Go through the entries below and print each one exactly, leaving out pictures.

* **Items**

· · · ·

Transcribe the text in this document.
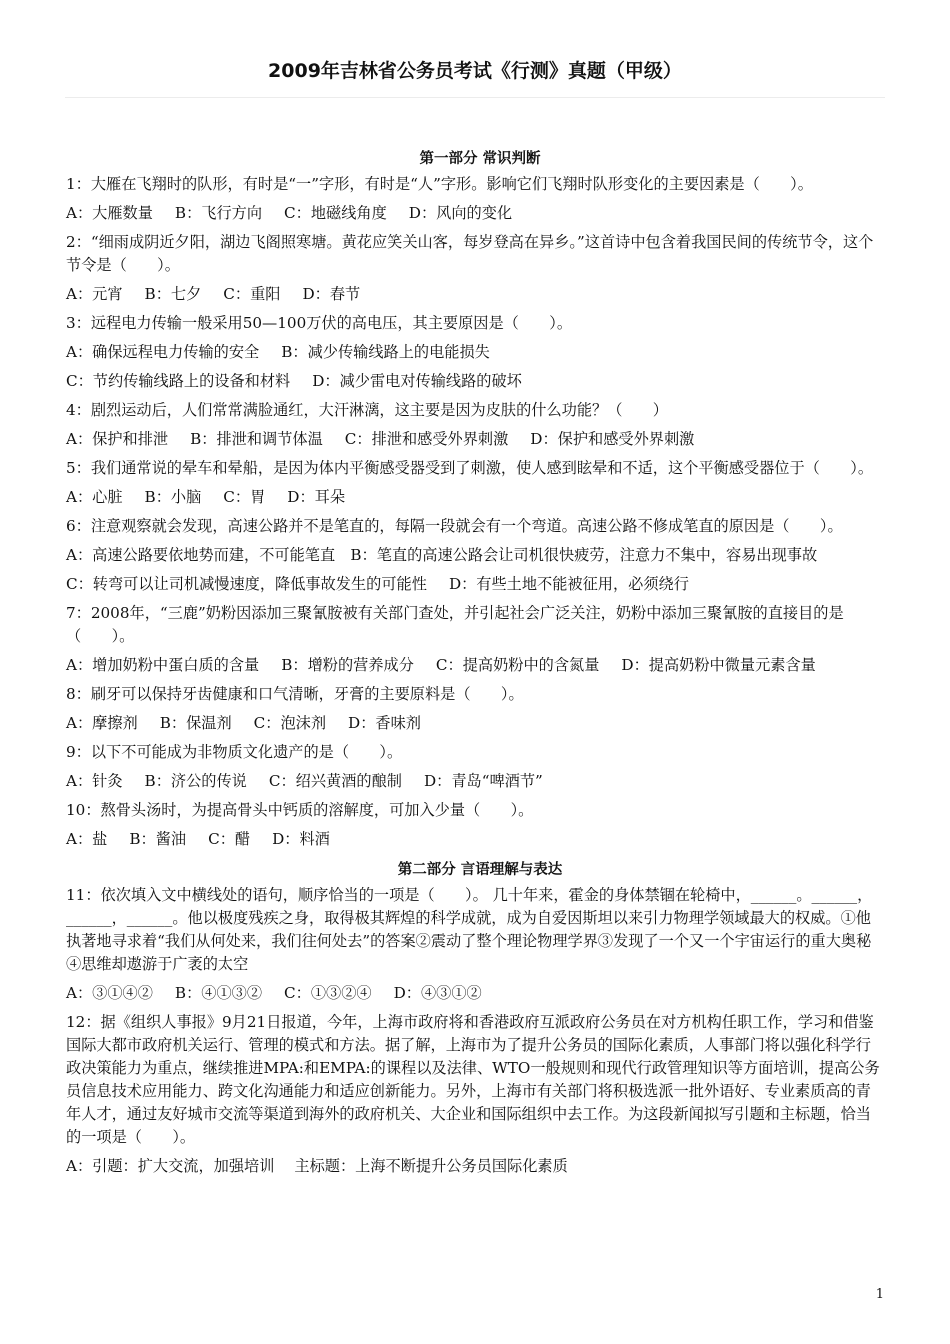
2009年吉林省公务员考试《行测》真题（甲级）
第一部分 常识判断
1：大雁在飞翔时的队形，有时是“一”字形，有时是“人”字形。影响它们飞翔时队形变化的主要因素是（　　）。
A：大雁数量 B：飞行方向 C：地磁线角度 D：风向的变化
2：“细雨成阴近夕阳，湖边飞阁照寒塘。黄花应笑关山客，每岁登高在异乡。”这首诗中包含着我国民间的传统节令，这个节令是（　　）。
A：元宵 B：七夕 C：重阳 D：春节
3：远程电力传输一般采用50—100万伏的高电压，其主要原因是（　　）。
A：确保远程电力传输的安全 B：减少传输线路上的电能损失
C：节约传输线路上的设备和材料 D：减少雷电对传输线路的破坏
4：剧烈运动后，人们常常满脸通红，大汗淋漓，这主要是因为皮肤的什么功能？（　　）
A：保护和排泄 B：排泄和调节体温 C：排泄和感受外界刺激 D：保护和感受外界刺激
5：我们通常说的晕车和晕船，是因为体内平衡感受器受到了刺激，使人感到眩晕和不适，这个平衡感受器位于（　　）。
A：心脏 B：小脑 C：胃 D：耳朵
6：注意观察就会发现，高速公路并不是笔直的，每隔一段就会有一个弯道。高速公路不修成笔直的原因是（　　）。
A：高速公路要依地势而建，不可能笔直　B：笔直的高速公路会让司机很快疲劳，注意力不集中，容易出现事故
C：转弯可以让司机减慢速度，降低事故发生的可能性 D：有些土地不能被征用，必须绕行
7：2008年，“三鹿”奶粉因添加三聚氰胺被有关部门查处，并引起社会广泛关注，奶粉中添加三聚氰胺的直接目的是（　　）。
A：增加奶粉中蛋白质的含量 B：增粉的营养成分 C：提高奶粉中的含氮量 D：提高奶粉中微量元素含量
8：刷牙可以保持牙齿健康和口气清晰，牙膏的主要原料是（　　）。
A：摩擦剂 B：保温剂 C：泡沫剂 D：香味剂
9：以下不可能成为非物质文化遗产的是（　　）。
A：针灸 B：济公的传说 C：绍兴黄酒的酿制 D：青岛“啤酒节”
10：熬骨头汤时，为提高骨头中钙质的溶解度，可加入少量（　　）。
A：盐 B：酱油 C：醋 D：料酒
第二部分 言语理解与表达
11：依次填入文中横线处的语句，顺序恰当的一项是（　　）。 几十年来，霍金的身体禁锢在轮椅中，______。______，______，______。他以极度残疾之身，取得极其辉煌的科学成就，成为自爱因斯坦以来引力物理学领域最大的权威。①他执著地寻求着“我们从何处来，我们往何处去”的答案②震动了整个理论物理学界③发现了一个又一个宇宙运行的重大奥秘④思维却遨游于广袤的太空
A：③①④② B：④①③② C：①③②④ D：④③①②
12：据《组织人事报》9月21日报道，今年，上海市政府将和香港政府互派政府公务员在对方机构任职工作，学习和借鉴国际大都市政府机关运行、管理的模式和方法。据了解，上海市为了提升公务员的国际化素质，人事部门将以强化科学行政决策能力为重点，继续推进MPA:和EMPA:的课程以及法律、WTO一般规则和现代行政管理知识等方面培训，提高公务员信息技术应用能力、跨文化沟通能力和适应创新能力。另外，上海市有关部门将积极选派一批外语好、专业素质高的青年人才，通过友好城市交流等渠道到海外的政府机关、大企业和国际组织中去工作。为这段新闻拟写引题和主标题，恰当的一项是（　　）。
A：引题：扩大交流，加强培训　 主标题：上海不断提升公务员国际化素质
1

· · · ·

* **Response to the exercise**
Transcribe the text in this document.
2009年吉林省公务员考试《行测》真题（甲级）
第一部分 常识判断
1：大雁在飞翔时的队形，有时是“一”字形，有时是“人”字形。影响它们飞翔时队形变化的主要因素是（　　）。
A：大雁数量 B：飞行方向 C：地磁线角度 D：风向的变化
2：“细雨成阴近夕阳，湖边飞阁照寒塘。黄花应笑关山客，每岁登高在异乡。”这首诗中包含着我国民间的传统节令，这个节令是（　　）。
A：元宵 B：七夕 C：重阳 D：春节
3：远程电力传输一般采用50—100万伏的高电压，其主要原因是（　　）。
A：确保远程电力传输的安全 B：减少传输线路上的电能损失
C：节约传输线路上的设备和材料 D：减少雷电对传输线路的破坏
4：剧烈运动后，人们常常满脸通红，大汗淋漓，这主要是因为皮肤的什么功能？（　　）
A：保护和排泄 B：排泄和调节体温 C：排泄和感受外界刺激 D：保护和感受外界刺激
5：我们通常说的晕车和晕船，是因为体内平衡感受器受到了刺激，使人感到眩晕和不适，这个平衡感受器位于（　　）。
A：心脏 B：小脑 C：胃 D：耳朵
6：注意观察就会发现，高速公路并不是笔直的，每隔一段就会有一个弯道。高速公路不修成笔直的原因是（　　）。
A：高速公路要依地势而建，不可能笔直　B：笔直的高速公路会让司机很快疲劳，注意力不集中，容易出现事故
C：转弯可以让司机减慢速度，降低事故发生的可能性 D：有些土地不能被征用，必须绕行
7：2008年，“三鹿”奶粉因添加三聚氰胺被有关部门查处，并引起社会广泛关注，奶粉中添加三聚氰胺的直接目的是（　　）。
A：增加奶粉中蛋白质的含量 B：增粉的营养成分 C：提高奶粉中的含氮量 D：提高奶粉中微量元素含量
8：刷牙可以保持牙齿健康和口气清晰，牙膏的主要原料是（　　）。
A：摩擦剂 B：保温剂 C：泡沫剂 D：香味剂
9：以下不可能成为非物质文化遗产的是（　　）。
A：针灸 B：济公的传说 C：绍兴黄酒的酿制 D：青岛“啤酒节”
10：熬骨头汤时，为提高骨头中钙质的溶解度，可加入少量（　　）。
A：盐 B：酱油 C：醋 D：料酒
第二部分 言语理解与表达
11：依次填入文中横线处的语句，顺序恰当的一项是（　　）。 几十年来，霍金的身体禁锢在轮椅中，______。______，______，______。他以极度残疾之身，取得极其辉煌的科学成就，成为自爱因斯坦以来引力物理学领域最大的权威。①他执著地寻求着“我们从何处来，我们往何处去”的答案②震动了整个理论物理学界③发现了一个又一个宇宙运行的重大奥秘④思维却遨游于广袤的太空
A：③①④② B：④①③② C：①③②④ D：④③①②
12：据《组织人事报》9月21日报道，今年，上海市政府将和香港政府互派政府公务员在对方机构任职工作，学习和借鉴国际大都市政府机关运行、管理的模式和方法。据了解，上海市为了提升公务员的国际化素质，人事部门将以强化科学行政决策能力为重点，继续推进MPA:和EMPA:的课程以及法律、WTO一般规则和现代行政管理知识等方面培训，提高公务员信息技术应用能力、跨文化沟通能力和适应创新能力。另外，上海市有关部门将积极选派一批外语好、专业素质高的青年人才，通过友好城市交流等渠道到海外的政府机关、大企业和国际组织中去工作。为这段新闻拟写引题和主标题，恰当的一项是（　　）。
A：引题：扩大交流，加强培训　 主标题：上海不断提升公务员国际化素质
1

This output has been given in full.